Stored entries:
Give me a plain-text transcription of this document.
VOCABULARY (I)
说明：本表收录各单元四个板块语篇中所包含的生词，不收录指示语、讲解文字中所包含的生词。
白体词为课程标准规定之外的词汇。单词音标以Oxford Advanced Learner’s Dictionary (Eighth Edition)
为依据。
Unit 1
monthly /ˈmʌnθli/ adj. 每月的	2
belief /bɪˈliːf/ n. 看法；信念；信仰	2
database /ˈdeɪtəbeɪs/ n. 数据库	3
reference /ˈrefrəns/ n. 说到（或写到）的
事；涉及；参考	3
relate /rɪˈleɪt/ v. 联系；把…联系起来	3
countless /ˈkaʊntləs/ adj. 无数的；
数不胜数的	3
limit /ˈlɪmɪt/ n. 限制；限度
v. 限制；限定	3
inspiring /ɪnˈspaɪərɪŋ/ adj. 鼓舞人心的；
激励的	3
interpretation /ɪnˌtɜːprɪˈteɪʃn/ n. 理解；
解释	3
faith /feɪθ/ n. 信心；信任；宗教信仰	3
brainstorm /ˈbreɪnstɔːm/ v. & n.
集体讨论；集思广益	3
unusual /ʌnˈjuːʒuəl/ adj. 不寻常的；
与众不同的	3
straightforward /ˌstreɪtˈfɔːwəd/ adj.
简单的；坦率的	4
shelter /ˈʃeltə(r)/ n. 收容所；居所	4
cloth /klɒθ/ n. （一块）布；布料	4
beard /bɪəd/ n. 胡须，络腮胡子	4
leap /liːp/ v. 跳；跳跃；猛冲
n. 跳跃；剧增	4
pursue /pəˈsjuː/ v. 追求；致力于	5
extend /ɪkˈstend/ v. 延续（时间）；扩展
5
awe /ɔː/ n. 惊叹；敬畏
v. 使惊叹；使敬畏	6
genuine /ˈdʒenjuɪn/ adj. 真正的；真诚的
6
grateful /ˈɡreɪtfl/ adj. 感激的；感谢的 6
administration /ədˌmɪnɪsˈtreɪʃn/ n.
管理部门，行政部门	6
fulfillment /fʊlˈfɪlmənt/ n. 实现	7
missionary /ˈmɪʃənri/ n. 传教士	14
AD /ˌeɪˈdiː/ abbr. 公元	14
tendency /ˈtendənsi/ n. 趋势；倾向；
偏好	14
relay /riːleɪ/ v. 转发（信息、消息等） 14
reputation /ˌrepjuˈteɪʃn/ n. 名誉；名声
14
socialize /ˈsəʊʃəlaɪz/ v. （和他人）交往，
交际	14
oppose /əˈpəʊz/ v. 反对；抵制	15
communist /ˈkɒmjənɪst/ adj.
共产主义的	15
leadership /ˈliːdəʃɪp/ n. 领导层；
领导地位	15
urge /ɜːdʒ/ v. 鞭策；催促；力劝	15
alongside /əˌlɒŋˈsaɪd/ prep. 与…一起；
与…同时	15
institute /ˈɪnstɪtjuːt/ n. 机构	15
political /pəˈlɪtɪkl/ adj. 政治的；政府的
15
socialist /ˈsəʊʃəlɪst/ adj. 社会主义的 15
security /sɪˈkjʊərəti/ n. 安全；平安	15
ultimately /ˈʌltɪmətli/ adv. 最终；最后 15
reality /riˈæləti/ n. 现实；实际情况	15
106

* [Your goal]: Each line of the listing above should be output exactly.

* [The response]:
Give me a plain-text transcription of this document.
VOCABULARY (I)
说明：本表收录各单元四个板块语篇中所包含的生词，不收录指示语、讲解文字中所包含的生词。
白体词为课程标准规定之外的词汇。单词音标以Oxford Advanced Learner’s Dictionary (Eighth Edition)
为依据。
Unit 1
monthly /ˈmʌnθli/ adj. 每月的	2
belief /bɪˈliːf/ n. 看法；信念；信仰	2
database /ˈdeɪtəbeɪs/ n. 数据库	3
reference /ˈrefrəns/ n. 说到（或写到）的
事；涉及；参考	3
relate /rɪˈleɪt/ v. 联系；把…联系起来	3
countless /ˈkaʊntləs/ adj. 无数的；
数不胜数的	3
limit /ˈlɪmɪt/ n. 限制；限度
v. 限制；限定	3
inspiring /ɪnˈspaɪərɪŋ/ adj. 鼓舞人心的；
激励的	3
interpretation /ɪnˌtɜːprɪˈteɪʃn/ n. 理解；
解释	3
faith /feɪθ/ n. 信心；信任；宗教信仰	3
brainstorm /ˈbreɪnstɔːm/ v. & n.
集体讨论；集思广益	3
unusual /ʌnˈjuːʒuəl/ adj. 不寻常的；
与众不同的	3
straightforward /ˌstreɪtˈfɔːwəd/ adj.
简单的；坦率的	4
shelter /ˈʃeltə(r)/ n. 收容所；居所	4
cloth /klɒθ/ n. （一块）布；布料	4
beard /bɪəd/ n. 胡须，络腮胡子	4
leap /liːp/ v. 跳；跳跃；猛冲
n. 跳跃；剧增	4
pursue /pəˈsjuː/ v. 追求；致力于	5
extend /ɪkˈstend/ v. 延续（时间）；扩展
5
awe /ɔː/ n. 惊叹；敬畏
v. 使惊叹；使敬畏	6
genuine /ˈdʒenjuɪn/ adj. 真正的；真诚的
6
grateful /ˈɡreɪtfl/ adj. 感激的；感谢的 6
administration /ədˌmɪnɪsˈtreɪʃn/ n.
管理部门，行政部门	6
fulfillment /fʊlˈfɪlmənt/ n. 实现	7
missionary /ˈmɪʃənri/ n. 传教士	14
AD /ˌeɪˈdiː/ abbr. 公元	14
tendency /ˈtendənsi/ n. 趋势；倾向；
偏好	14
relay /riːleɪ/ v. 转发（信息、消息等） 14
reputation /ˌrepjuˈteɪʃn/ n. 名誉；名声
14
socialize /ˈsəʊʃəlaɪz/ v. （和他人）交往，
交际	14
oppose /əˈpəʊz/ v. 反对；抵制	15
communist /ˈkɒmjənɪst/ adj.
共产主义的	15
leadership /ˈliːdəʃɪp/ n. 领导层；
领导地位	15
urge /ɜːdʒ/ v. 鞭策；催促；力劝	15
alongside /əˌlɒŋˈsaɪd/ prep. 与…一起；
与…同时	15
institute /ˈɪnstɪtjuːt/ n. 机构	15
political /pəˈlɪtɪkl/ adj. 政治的；政府的
15
socialist /ˈsəʊʃəlɪst/ adj. 社会主义的 15
security /sɪˈkjʊərəti/ n. 安全；平安	15
ultimately /ˈʌltɪmətli/ adv. 最终；最后 15
reality /riˈæləti/ n. 现实；实际情况	15
106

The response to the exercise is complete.